* [Dataset records]

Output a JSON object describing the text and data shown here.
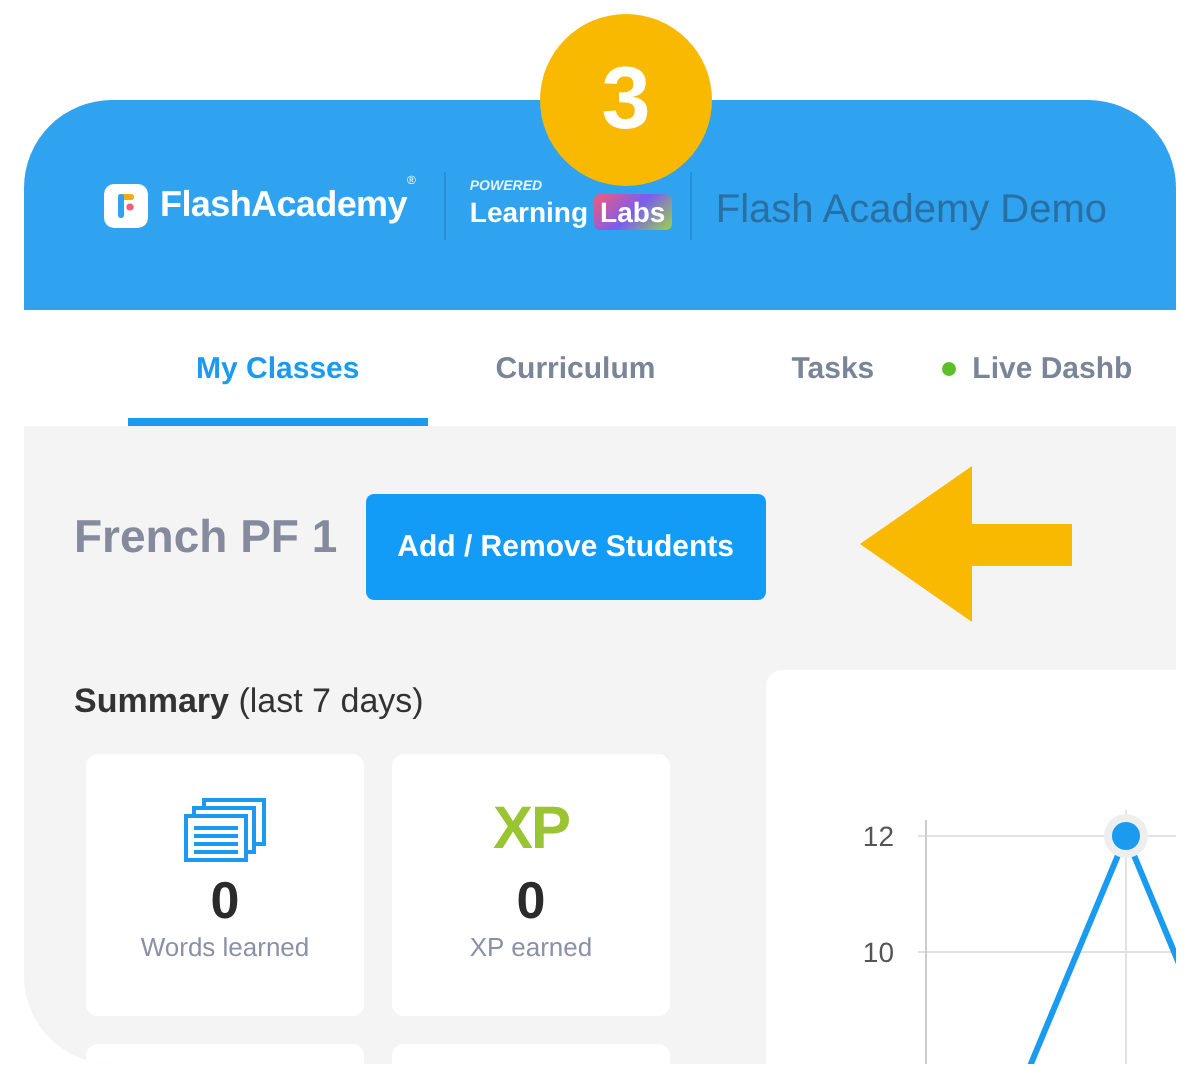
{
  "step_badge": "3",
  "header": {
    "logo": "FlashAcademy",
    "logo_mark": "®",
    "partner_caption": "POWERED",
    "partner_name": "Learning",
    "partner_name_tag": "Labs",
    "school": "Flash Academy Demo"
  },
  "tabs": [
    {
      "label": "My Classes",
      "selected": true,
      "live": false
    },
    {
      "label": "Curriculum",
      "selected": false,
      "live": false
    },
    {
      "label": "Tasks",
      "selected": false,
      "live": false
    },
    {
      "label": "Live Dashb",
      "selected": false,
      "live": true
    }
  ],
  "class_title": "French PF 1",
  "add_remove_button": "Add / Remove Students",
  "summary": {
    "title": "Summary",
    "period": "(last 7 days)"
  },
  "stats": [
    {
      "kind": "words",
      "value": "0",
      "label": "Words learned"
    },
    {
      "kind": "xp",
      "value": "0",
      "label": "XP earned",
      "icon_text": "XP"
    }
  ],
  "chart": {
    "y_tick_labels": [
      "12",
      "10"
    ]
  }
}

* [Brief]
Leave out the pictures and print each record exactly as it stands.

* [Output]
Output a JSON object describing the text and data shown here.
{
  "step_badge": "3",
  "header": {
    "logo": "FlashAcademy",
    "logo_mark": "®",
    "partner_caption": "POWERED",
    "partner_name": "Learning",
    "partner_name_tag": "Labs",
    "school": "Flash Academy Demo"
  },
  "tabs": [
    {
      "label": "My Classes",
      "selected": true,
      "live": false
    },
    {
      "label": "Curriculum",
      "selected": false,
      "live": false
    },
    {
      "label": "Tasks",
      "selected": false,
      "live": false
    },
    {
      "label": "Live Dashb",
      "selected": false,
      "live": true
    }
  ],
  "class_title": "French PF 1",
  "add_remove_button": "Add / Remove Students",
  "summary": {
    "title": "Summary",
    "period": "(last 7 days)"
  },
  "stats": [
    {
      "kind": "words",
      "value": "0",
      "label": "Words learned"
    },
    {
      "kind": "xp",
      "value": "0",
      "label": "XP earned",
      "icon_text": "XP"
    }
  ],
  "chart": {
    "y_tick_labels": [
      "12",
      "10"
    ]
  }
}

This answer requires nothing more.